Exercise details:
In the bear story, what did the back of the bear's little baseball jacket read?

Quoted text:

The Bear Story

digresssmlOriginally published January 3, 1997, in Comics Buyer’s Guide #1207

“Tell us about the bear.”

It’s the most-asked question I get at conventions. “Tell us about the bear,” they say, “the famous Babylon 5 bear.”

Joe Straczynski, B5 creator, goes around at conventions and tells folks near and far about the adventure regarding a certain plush bear which has thus far made appearances in two, count ’em, two science fiction series, with more possibly on the way.

Of course, Joe’s version of the events surrounding the bear aren’t quite exactly right. And so I, in the interest of public spiritedness and public service, will now tell the complete, unvarnished, and, frankly, slightly bizarre history of the B5 bear.

The time was two years ago, as we were approaching the holidays. Joe had purchased not one, but two scripts from me for the second season of B5: one called “Soul Mates,” which had already been filmed, and a second called “There All the Honor Lies,” which had not yet gone before the cameras.

As a token of appreciation befitting the holiday spirit, I sent Joe a bear from Vermont Teddy Bears that was dressed in a little baseball jacket that read “Babearlon 5” on the back and sported Joe’s initials on the front.

About two weeks later, I was talking to Joe on the phone (I don’t recall who called whom), and Joe said, in that famous overly formal manner he sometimes adopts, “I got your… package.”

(Layout element annotations)
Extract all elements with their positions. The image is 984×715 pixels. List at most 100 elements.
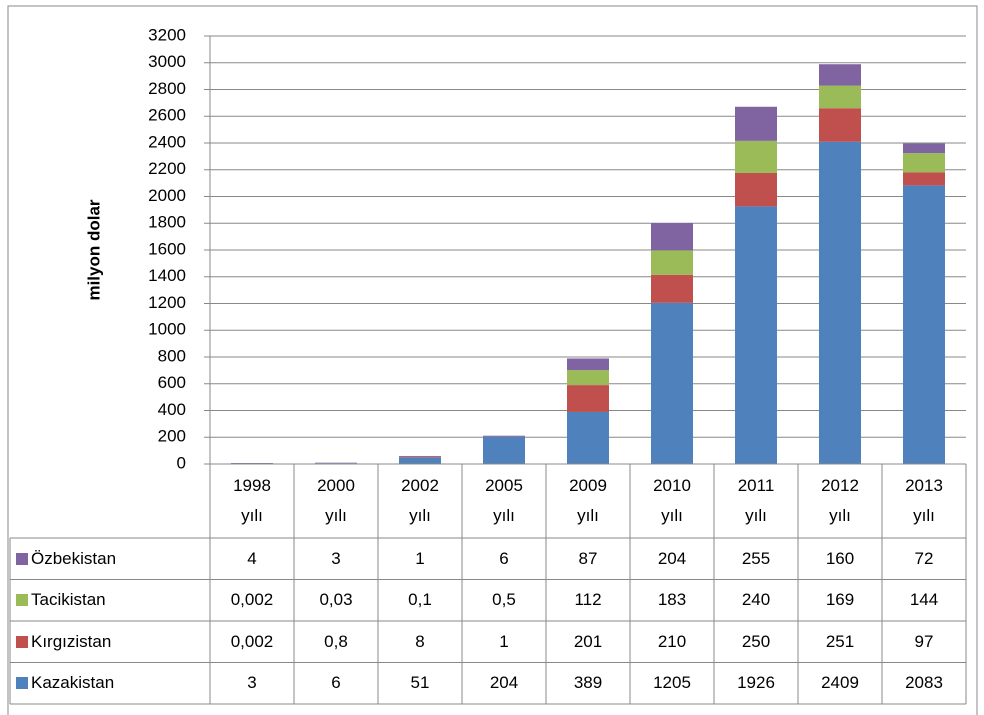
table-value: 1926: [737, 673, 775, 693]
y-tick-label: 1000: [148, 320, 186, 339]
legend-entry: Kırgızistan: [10, 621, 210, 663]
bar-segment: [651, 250, 693, 275]
bar-segment: [483, 435, 525, 437]
table-value: 0,03: [319, 590, 353, 610]
bar-segment: [819, 108, 861, 142]
bar-segment: [231, 463, 273, 464]
table-value: 72: [914, 548, 934, 568]
y-tick-label: 2800: [148, 79, 186, 98]
y-tick-label: 1600: [148, 239, 186, 258]
table-value: 97: [914, 631, 934, 651]
y-tick-label: 1400: [148, 266, 186, 285]
legend-key: [16, 635, 28, 648]
y-tick-label: 1200: [148, 293, 186, 312]
bar-segment: [819, 141, 861, 464]
category-label: 2012 yılı: [821, 476, 859, 525]
category-label: 2002 yılı: [401, 476, 439, 525]
y-tick-label: 2200: [148, 159, 186, 178]
table-value: 169: [825, 590, 855, 610]
legend-label: Kazakistan: [31, 673, 115, 693]
table-value: 144: [909, 590, 939, 610]
y-tick-label: 2600: [148, 106, 186, 125]
bar-segment: [651, 222, 693, 251]
table-value: 112: [574, 590, 602, 610]
bar-segment: [567, 370, 609, 386]
table-value: 210: [657, 631, 687, 651]
bar-segment: [483, 436, 525, 464]
table-value: 250: [741, 631, 771, 651]
y-tick-label: 400: [158, 400, 186, 419]
table-value: 183: [657, 590, 687, 610]
table-value: 51: [410, 673, 430, 693]
y-tick-label: 2000: [148, 186, 186, 205]
y-tick-label: 3000: [148, 52, 186, 71]
legend-label: Tacikistan: [31, 590, 106, 610]
table-value: 8: [415, 631, 425, 651]
table-value: 2083: [905, 673, 943, 693]
bar-segment: [903, 172, 945, 186]
category-label: 2000 yılı: [317, 476, 355, 525]
y-tick-label: 600: [158, 373, 186, 392]
table-value: 3: [247, 673, 257, 693]
table-value: 0,002: [230, 631, 274, 651]
bar-segment: [735, 206, 777, 464]
table-value: 3: [331, 548, 341, 568]
table-value: 0,002: [230, 590, 274, 610]
table-value: 1: [499, 631, 509, 651]
bar-segment: [735, 106, 777, 141]
bar-segment: [567, 411, 609, 464]
table-value: 1205: [653, 673, 691, 693]
y-tick-label: 800: [158, 346, 186, 365]
bar-segment: [651, 302, 693, 464]
table-value: 2409: [821, 673, 859, 693]
table-value: 0,1: [408, 590, 432, 610]
chart-border: [7, 5, 978, 715]
legend-entry: Kazakistan: [10, 663, 210, 705]
legend-key: [16, 677, 28, 690]
table-value: 4: [247, 548, 257, 568]
table-value: 6: [499, 548, 509, 568]
category-label: 1998 yılı: [233, 476, 271, 525]
bar-segment: [567, 385, 609, 412]
legend-key: [16, 552, 28, 565]
table-value: 240: [741, 590, 771, 610]
bar-segment: [903, 153, 945, 173]
bar-segment: [735, 140, 777, 173]
bar-segment: [399, 456, 441, 458]
table-value: 0,8: [324, 631, 348, 651]
legend-entry: Özbekistan: [10, 538, 210, 580]
y-tick-label: 0: [177, 453, 186, 472]
table-value: 204: [657, 548, 687, 568]
table-value: 201: [573, 631, 603, 651]
bar-segment: [651, 274, 693, 303]
table-value: 160: [825, 548, 855, 568]
table-value: 251: [825, 631, 855, 651]
category-label: 2013 yılı: [905, 476, 943, 525]
category-label: 2011 yılı: [737, 476, 775, 525]
bar-segment: [567, 358, 609, 371]
table-value: 204: [489, 673, 519, 693]
bar-segment: [903, 185, 945, 464]
table-value: 1: [415, 548, 425, 568]
y-tick-label: 3200: [148, 25, 186, 44]
bar-segment: [903, 143, 945, 154]
category-label: 2009 yılı: [569, 476, 607, 525]
category-label: 2010 yılı: [653, 476, 691, 525]
bar-segment: [735, 172, 777, 207]
y-axis-label: milyon dolar: [84, 199, 103, 300]
category-label: 2005 yılı: [485, 476, 523, 525]
bar-segment: [819, 85, 861, 109]
table-value: 389: [573, 673, 603, 693]
y-tick-label: 2400: [148, 132, 186, 151]
legend-entry: Tacikistan: [10, 580, 210, 622]
table-value: 255: [741, 548, 771, 568]
bar-segment: [819, 64, 861, 86]
table-value: 6: [331, 673, 341, 693]
bar-segment: [399, 457, 441, 464]
legend-label: Özbekistan: [31, 548, 117, 568]
y-tick-label: 1800: [148, 213, 186, 232]
legend-label: Kırgızistan: [31, 631, 112, 651]
legend-key: [16, 594, 28, 607]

Output of the exercise:
"Babearlon 5"